■ Task to complete:
Gather every line in the records below that contains the word "ylabel".

-- start of Supplied data --

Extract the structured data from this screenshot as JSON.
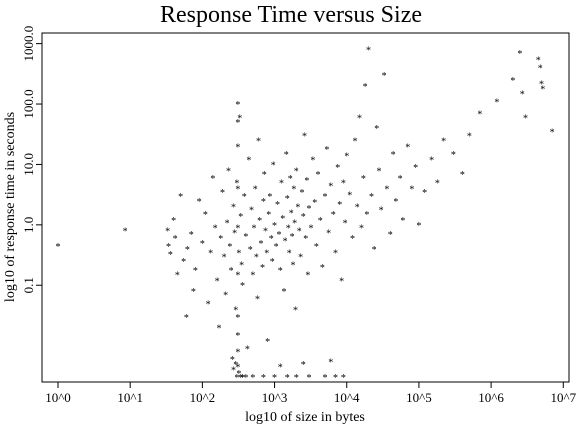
{
  "chart_data": {
    "type": "scatter",
    "title": "Response Time versus Size",
    "xlabel": "log10 of size in bytes",
    "ylabel": "log10 of response time in seconds",
    "marker": "*",
    "x_scale": "log10",
    "y_scale": "log10",
    "xlim": [
      0.6,
      12000000
    ],
    "ylim": [
      0.0025,
      1500
    ],
    "x_ticks": [
      {
        "value": 1,
        "label": "10^0"
      },
      {
        "value": 10,
        "label": "10^1"
      },
      {
        "value": 100,
        "label": "10^2"
      },
      {
        "value": 1000,
        "label": "10^3"
      },
      {
        "value": 10000,
        "label": "10^4"
      },
      {
        "value": 100000,
        "label": "10^5"
      },
      {
        "value": 1000000,
        "label": "10^6"
      },
      {
        "value": 10000000,
        "label": "10^7"
      }
    ],
    "y_ticks": [
      {
        "value": 0.1,
        "label": "0.1"
      },
      {
        "value": 1,
        "label": "1.0"
      },
      {
        "value": 10,
        "label": "10.0"
      },
      {
        "value": 100,
        "label": "100.0"
      },
      {
        "value": 1000,
        "label": "1000.0"
      }
    ],
    "grid": false,
    "legend": "none",
    "points": [
      [
        1.0,
        0.45
      ],
      [
        8.5,
        0.8
      ],
      [
        33,
        0.8
      ],
      [
        34,
        0.45
      ],
      [
        36,
        0.33
      ],
      [
        40,
        1.2
      ],
      [
        42,
        0.6
      ],
      [
        45,
        0.15
      ],
      [
        50,
        3
      ],
      [
        55,
        0.25
      ],
      [
        60,
        0.03
      ],
      [
        62,
        0.4
      ],
      [
        70,
        0.7
      ],
      [
        75,
        0.08
      ],
      [
        80,
        0.18
      ],
      [
        90,
        2.5
      ],
      [
        100,
        0.5
      ],
      [
        110,
        1.5
      ],
      [
        120,
        0.05
      ],
      [
        130,
        0.35
      ],
      [
        140,
        6
      ],
      [
        150,
        0.9
      ],
      [
        160,
        0.12
      ],
      [
        170,
        0.02
      ],
      [
        180,
        0.6
      ],
      [
        190,
        3.5
      ],
      [
        200,
        0.3
      ],
      [
        210,
        0.07
      ],
      [
        220,
        1.1
      ],
      [
        230,
        8
      ],
      [
        240,
        0.45
      ],
      [
        250,
        0.18
      ],
      [
        260,
        0.006
      ],
      [
        270,
        2
      ],
      [
        280,
        0.75
      ],
      [
        290,
        0.04
      ],
      [
        300,
        5
      ],
      [
        310,
        100
      ],
      [
        320,
        0.35
      ],
      [
        330,
        60
      ],
      [
        340,
        1.4
      ],
      [
        350,
        0.22
      ],
      [
        360,
        0.1
      ],
      [
        380,
        3
      ],
      [
        400,
        0.65
      ],
      [
        420,
        0.009
      ],
      [
        440,
        12
      ],
      [
        460,
        0.4
      ],
      [
        480,
        1.8
      ],
      [
        500,
        0.15
      ],
      [
        520,
        0.9
      ],
      [
        540,
        4
      ],
      [
        560,
        0.3
      ],
      [
        580,
        0.06
      ],
      [
        600,
        25
      ],
      [
        620,
        1.2
      ],
      [
        650,
        0.5
      ],
      [
        680,
        0.2
      ],
      [
        700,
        2.5
      ],
      [
        720,
        7
      ],
      [
        750,
        0.8
      ],
      [
        780,
        0.35
      ],
      [
        800,
        0.012
      ],
      [
        830,
        1.5
      ],
      [
        860,
        3
      ],
      [
        900,
        0.6
      ],
      [
        930,
        0.25
      ],
      [
        960,
        10
      ],
      [
        1000,
        1.0
      ],
      [
        1050,
        0.45
      ],
      [
        1100,
        2.2
      ],
      [
        1150,
        0.7
      ],
      [
        1200,
        0.18
      ],
      [
        1250,
        5
      ],
      [
        1300,
        1.3
      ],
      [
        1350,
        0.08
      ],
      [
        1400,
        0.55
      ],
      [
        1450,
        15
      ],
      [
        1500,
        2.8
      ],
      [
        1550,
        0.9
      ],
      [
        1600,
        0.35
      ],
      [
        1650,
        6
      ],
      [
        1700,
        1.6
      ],
      [
        1750,
        0.65
      ],
      [
        1800,
        0.22
      ],
      [
        1850,
        4
      ],
      [
        1900,
        1.1
      ],
      [
        1950,
        0.04
      ],
      [
        2000,
        8
      ],
      [
        2100,
        2
      ],
      [
        2200,
        0.8
      ],
      [
        2300,
        0.3
      ],
      [
        2400,
        3.5
      ],
      [
        2500,
        1.4
      ],
      [
        2600,
        30
      ],
      [
        2700,
        0.6
      ],
      [
        2800,
        5.5
      ],
      [
        2900,
        0.15
      ],
      [
        3000,
        1.9
      ],
      [
        3200,
        0.9
      ],
      [
        3400,
        12
      ],
      [
        3600,
        2.4
      ],
      [
        3800,
        0.45
      ],
      [
        4000,
        7
      ],
      [
        4300,
        1.2
      ],
      [
        4600,
        0.2
      ],
      [
        5000,
        3
      ],
      [
        5300,
        18
      ],
      [
        5600,
        0.75
      ],
      [
        6000,
        4.5
      ],
      [
        6500,
        1.5
      ],
      [
        7000,
        0.35
      ],
      [
        7500,
        9
      ],
      [
        8000,
        2.2
      ],
      [
        8500,
        0.12
      ],
      [
        9000,
        5
      ],
      [
        9500,
        1.1
      ],
      [
        10000,
        14
      ],
      [
        11000,
        3.2
      ],
      [
        12000,
        0.6
      ],
      [
        13000,
        25
      ],
      [
        14000,
        2
      ],
      [
        15000,
        60
      ],
      [
        16000,
        0.9
      ],
      [
        17000,
        6
      ],
      [
        18000,
        200
      ],
      [
        19000,
        1.5
      ],
      [
        20000,
        800
      ],
      [
        22000,
        3
      ],
      [
        24000,
        0.4
      ],
      [
        26000,
        40
      ],
      [
        28000,
        8
      ],
      [
        30000,
        1.8
      ],
      [
        33000,
        300
      ],
      [
        36000,
        4
      ],
      [
        40000,
        0.7
      ],
      [
        44000,
        15
      ],
      [
        48000,
        2.5
      ],
      [
        55000,
        6
      ],
      [
        60000,
        1.2
      ],
      [
        70000,
        20
      ],
      [
        80000,
        4
      ],
      [
        90000,
        9
      ],
      [
        100000,
        1.0
      ],
      [
        120000,
        3.5
      ],
      [
        150000,
        12
      ],
      [
        180000,
        5
      ],
      [
        220000,
        25
      ],
      [
        300000,
        15
      ],
      [
        400000,
        7
      ],
      [
        500000,
        30
      ],
      [
        700000,
        70
      ],
      [
        1200000,
        110
      ],
      [
        2000000,
        250
      ],
      [
        2500000,
        700
      ],
      [
        2700000,
        150
      ],
      [
        3000000,
        60
      ],
      [
        4500000,
        550
      ],
      [
        4800000,
        400
      ],
      [
        5000000,
        220
      ],
      [
        5200000,
        180
      ],
      [
        7000000,
        35
      ],
      [
        300,
        0.003
      ],
      [
        320,
        0.0035
      ],
      [
        340,
        0.003
      ],
      [
        360,
        0.003
      ],
      [
        400,
        0.003
      ],
      [
        500,
        0.003
      ],
      [
        700,
        0.003
      ],
      [
        1000,
        0.003
      ],
      [
        1500,
        0.003
      ],
      [
        2000,
        0.003
      ],
      [
        3000,
        0.003
      ],
      [
        5000,
        0.003
      ],
      [
        7000,
        0.003
      ],
      [
        9000,
        0.003
      ],
      [
        270,
        0.004
      ],
      [
        290,
        0.005
      ],
      [
        310,
        0.0045
      ],
      [
        1200,
        0.0045
      ],
      [
        2500,
        0.005
      ],
      [
        6000,
        0.0055
      ],
      [
        310,
        0.008
      ],
      [
        310,
        0.015
      ],
      [
        310,
        0.03
      ],
      [
        310,
        0.15
      ],
      [
        310,
        0.9
      ],
      [
        310,
        4
      ],
      [
        310,
        20
      ],
      [
        310,
        50
      ]
    ]
  }
}
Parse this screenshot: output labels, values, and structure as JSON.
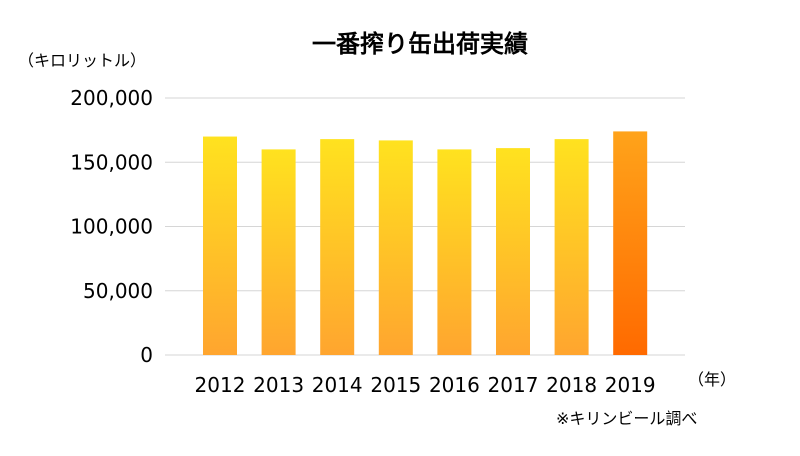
{
  "chart_data": {
    "type": "bar",
    "title": "一番搾り缶出荷実績",
    "ylabel": "（キロリットル）",
    "xlabel": "（年）",
    "source_note": "※キリンビール調べ",
    "categories": [
      "2012",
      "2013",
      "2014",
      "2015",
      "2016",
      "2017",
      "2018",
      "2019"
    ],
    "values": [
      170000,
      160000,
      168000,
      167000,
      160000,
      161000,
      168000,
      174000
    ],
    "ylim": [
      0,
      200000
    ],
    "yticks": [
      0,
      50000,
      100000,
      150000,
      200000
    ],
    "ytick_labels": [
      "0",
      "50,000",
      "100,000",
      "150,000",
      "200,000"
    ],
    "grid": true,
    "colors": {
      "bar_top": "#FFE21F",
      "bar_bottom": "#FFA52F",
      "highlight_top": "#FFA31A",
      "highlight_bottom": "#FF6A00",
      "grid": "#D6D6D6"
    }
  }
}
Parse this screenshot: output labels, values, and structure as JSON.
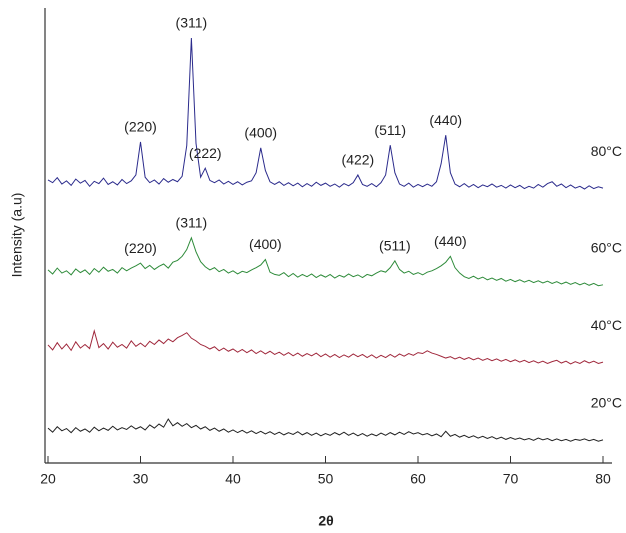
{
  "chart_data": {
    "type": "line",
    "x_label": "2θ",
    "y_label": "Intensity (a.u)",
    "xlim": [
      20,
      80
    ],
    "xticks": [
      20,
      30,
      40,
      50,
      60,
      70,
      80
    ],
    "ylim": [
      0,
      100
    ],
    "x": [
      20,
      20.5,
      21,
      21.5,
      22,
      22.5,
      23,
      23.5,
      24,
      24.5,
      25,
      25.5,
      26,
      26.5,
      27,
      27.5,
      28,
      28.5,
      29,
      29.5,
      30,
      30.5,
      31,
      31.5,
      32,
      32.5,
      33,
      33.5,
      34,
      34.5,
      35,
      35.5,
      36,
      36.5,
      37,
      37.5,
      38,
      38.5,
      39,
      39.5,
      40,
      40.5,
      41,
      41.5,
      42,
      42.5,
      43,
      43.5,
      44,
      44.5,
      45,
      45.5,
      46,
      46.5,
      47,
      47.5,
      48,
      48.5,
      49,
      49.5,
      50,
      50.5,
      51,
      51.5,
      52,
      52.5,
      53,
      53.5,
      54,
      54.5,
      55,
      55.5,
      56,
      56.5,
      57,
      57.5,
      58,
      58.5,
      59,
      59.5,
      60,
      60.5,
      61,
      61.5,
      62,
      62.5,
      63,
      63.5,
      64,
      64.5,
      65,
      65.5,
      66,
      66.5,
      67,
      67.5,
      68,
      68.5,
      69,
      69.5,
      70,
      70.5,
      71,
      71.5,
      72,
      72.5,
      73,
      73.5,
      74,
      74.5,
      75,
      75.5,
      76,
      76.5,
      77,
      77.5,
      78,
      78.5,
      79,
      79.5,
      80
    ],
    "series": [
      {
        "name": "80°C",
        "color": "#2b2b8c",
        "values": [
          62.4,
          61.8,
          62.9,
          61.5,
          62.2,
          61.2,
          62.6,
          61.7,
          62.3,
          61.0,
          62.1,
          61.6,
          62.8,
          61.4,
          62.0,
          61.3,
          62.5,
          61.6,
          62.2,
          63.5,
          70.8,
          63.0,
          61.8,
          62.4,
          61.5,
          62.7,
          61.9,
          62.5,
          62.0,
          63.2,
          70.0,
          93.8,
          70.5,
          63.0,
          65.0,
          62.3,
          61.8,
          62.4,
          61.5,
          62.1,
          61.4,
          62.0,
          61.3,
          61.9,
          62.2,
          64.0,
          69.5,
          64.5,
          62.0,
          61.4,
          62.0,
          61.2,
          61.8,
          61.1,
          61.7,
          60.9,
          61.6,
          61.0,
          61.9,
          61.2,
          61.7,
          61.0,
          61.5,
          60.8,
          61.6,
          61.1,
          61.8,
          63.5,
          61.4,
          61.0,
          61.6,
          60.9,
          61.8,
          63.5,
          70.1,
          64.0,
          61.5,
          61.0,
          61.7,
          60.8,
          61.4,
          60.9,
          61.5,
          61.0,
          62.0,
          66.0,
          72.3,
          64.0,
          61.5,
          60.9,
          61.6,
          60.8,
          61.4,
          60.7,
          61.3,
          60.9,
          61.5,
          60.8,
          61.2,
          60.6,
          61.3,
          60.7,
          61.2,
          60.5,
          61.0,
          60.6,
          61.4,
          60.8,
          61.6,
          62.0,
          61.0,
          61.5,
          60.7,
          61.3,
          60.6,
          61.0,
          60.4,
          61.1,
          60.5,
          60.9,
          60.6
        ],
        "peak_labels": [
          {
            "label": "(220)",
            "x": 30
          },
          {
            "label": "(311)",
            "x": 35.5
          },
          {
            "label": "(222)",
            "x": 37
          },
          {
            "label": "(400)",
            "x": 43
          },
          {
            "label": "(422)",
            "x": 53.5
          },
          {
            "label": "(511)",
            "x": 57
          },
          {
            "label": "(440)",
            "x": 63
          }
        ]
      },
      {
        "name": "60°C",
        "color": "#2e8b3a",
        "values": [
          42.5,
          41.6,
          42.9,
          41.8,
          42.3,
          41.4,
          42.7,
          41.9,
          42.5,
          41.5,
          42.8,
          42.0,
          43.1,
          42.2,
          42.6,
          41.8,
          43.0,
          42.3,
          42.9,
          43.4,
          44.0,
          42.8,
          43.5,
          42.6,
          43.3,
          43.8,
          42.9,
          44.2,
          44.6,
          45.5,
          47.0,
          49.6,
          46.5,
          44.3,
          43.2,
          42.5,
          43.0,
          42.1,
          42.6,
          41.8,
          42.3,
          41.6,
          42.2,
          41.9,
          42.5,
          43.0,
          43.6,
          44.8,
          42.0,
          41.5,
          41.3,
          41.9,
          41.0,
          41.7,
          40.9,
          41.5,
          41.0,
          41.6,
          40.8,
          41.4,
          40.9,
          41.5,
          40.7,
          41.3,
          40.9,
          41.6,
          41.0,
          41.4,
          40.8,
          41.5,
          41.2,
          41.8,
          42.3,
          42.0,
          43.0,
          44.5,
          42.6,
          41.8,
          42.2,
          41.5,
          41.9,
          41.4,
          42.0,
          42.3,
          42.8,
          43.4,
          44.2,
          45.5,
          43.0,
          41.8,
          41.0,
          40.6,
          41.1,
          40.5,
          40.9,
          40.3,
          40.7,
          40.2,
          40.6,
          40.0,
          40.4,
          39.9,
          40.3,
          39.8,
          40.2,
          39.7,
          40.1,
          39.6,
          40.0,
          39.5,
          39.9,
          39.4,
          39.8,
          39.3,
          39.7,
          39.2,
          39.6,
          39.1,
          39.5,
          39.0,
          39.2
        ],
        "peak_labels": [
          {
            "label": "(220)",
            "x": 30
          },
          {
            "label": "(311)",
            "x": 35.5
          },
          {
            "label": "(400)",
            "x": 43.5
          },
          {
            "label": "(511)",
            "x": 57.5
          },
          {
            "label": "(440)",
            "x": 63.5
          }
        ]
      },
      {
        "name": "40°C",
        "color": "#a0283c",
        "values": [
          25.9,
          24.8,
          26.4,
          25.0,
          26.1,
          24.7,
          26.6,
          25.2,
          26.0,
          25.1,
          29.0,
          25.3,
          26.2,
          25.0,
          26.5,
          25.4,
          26.0,
          25.2,
          26.8,
          25.6,
          26.3,
          25.5,
          26.7,
          26.0,
          27.0,
          26.2,
          27.2,
          26.6,
          27.5,
          28.0,
          28.6,
          27.4,
          26.8,
          26.0,
          25.6,
          25.0,
          25.5,
          24.6,
          25.2,
          24.5,
          25.0,
          24.3,
          24.9,
          24.2,
          24.8,
          24.0,
          24.6,
          23.9,
          24.5,
          23.8,
          24.3,
          23.6,
          24.2,
          23.5,
          24.1,
          23.4,
          24.0,
          23.5,
          24.1,
          23.3,
          23.9,
          23.2,
          23.8,
          23.1,
          23.7,
          23.2,
          23.9,
          23.3,
          23.8,
          23.1,
          23.7,
          23.0,
          23.6,
          23.1,
          23.8,
          23.2,
          23.9,
          23.4,
          24.0,
          23.6,
          24.2,
          24.0,
          24.6,
          24.1,
          23.8,
          23.4,
          23.0,
          23.3,
          22.8,
          23.2,
          22.7,
          23.1,
          22.6,
          23.0,
          22.5,
          22.9,
          22.4,
          22.8,
          22.3,
          22.7,
          22.2,
          22.6,
          22.1,
          22.5,
          22.0,
          22.4,
          21.9,
          22.3,
          21.8,
          22.2,
          22.5,
          21.9,
          22.3,
          21.7,
          22.2,
          21.8,
          22.4,
          21.9,
          22.3,
          21.8,
          22.1
        ]
      },
      {
        "name": "20°C",
        "color": "#222222",
        "values": [
          7.5,
          6.6,
          7.8,
          6.9,
          7.4,
          6.5,
          7.6,
          6.8,
          7.3,
          6.6,
          7.7,
          6.9,
          7.5,
          7.0,
          7.9,
          7.1,
          7.6,
          7.2,
          8.0,
          7.3,
          7.8,
          7.1,
          8.2,
          7.5,
          8.4,
          7.7,
          9.5,
          8.0,
          8.7,
          7.9,
          8.5,
          7.6,
          8.1,
          7.3,
          7.8,
          7.0,
          7.5,
          6.8,
          7.3,
          6.6,
          7.1,
          6.5,
          7.0,
          6.4,
          6.9,
          6.3,
          6.8,
          6.2,
          6.7,
          6.1,
          6.6,
          6.0,
          6.5,
          6.1,
          6.7,
          6.0,
          6.5,
          5.9,
          6.4,
          5.8,
          6.3,
          5.9,
          6.5,
          6.0,
          6.6,
          5.9,
          6.4,
          5.8,
          6.3,
          5.7,
          6.2,
          5.8,
          6.4,
          5.9,
          6.5,
          6.0,
          6.6,
          6.1,
          6.7,
          6.2,
          6.5,
          6.0,
          6.3,
          5.8,
          6.2,
          5.6,
          6.8,
          5.7,
          6.1,
          5.5,
          5.9,
          5.4,
          5.8,
          5.3,
          5.7,
          5.2,
          5.6,
          5.1,
          5.5,
          5.0,
          5.4,
          5.0,
          5.3,
          4.9,
          5.2,
          4.8,
          5.3,
          4.9,
          5.2,
          4.7,
          5.1,
          4.7,
          5.0,
          4.6,
          5.0,
          4.8,
          5.1,
          4.7,
          5.0,
          4.6,
          4.9
        ]
      }
    ]
  }
}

-- end of Supplied data --

■ Exercise solution:
    "ylabel": "log10 of response time in seconds",
    "ylabel": "（キロリットル）",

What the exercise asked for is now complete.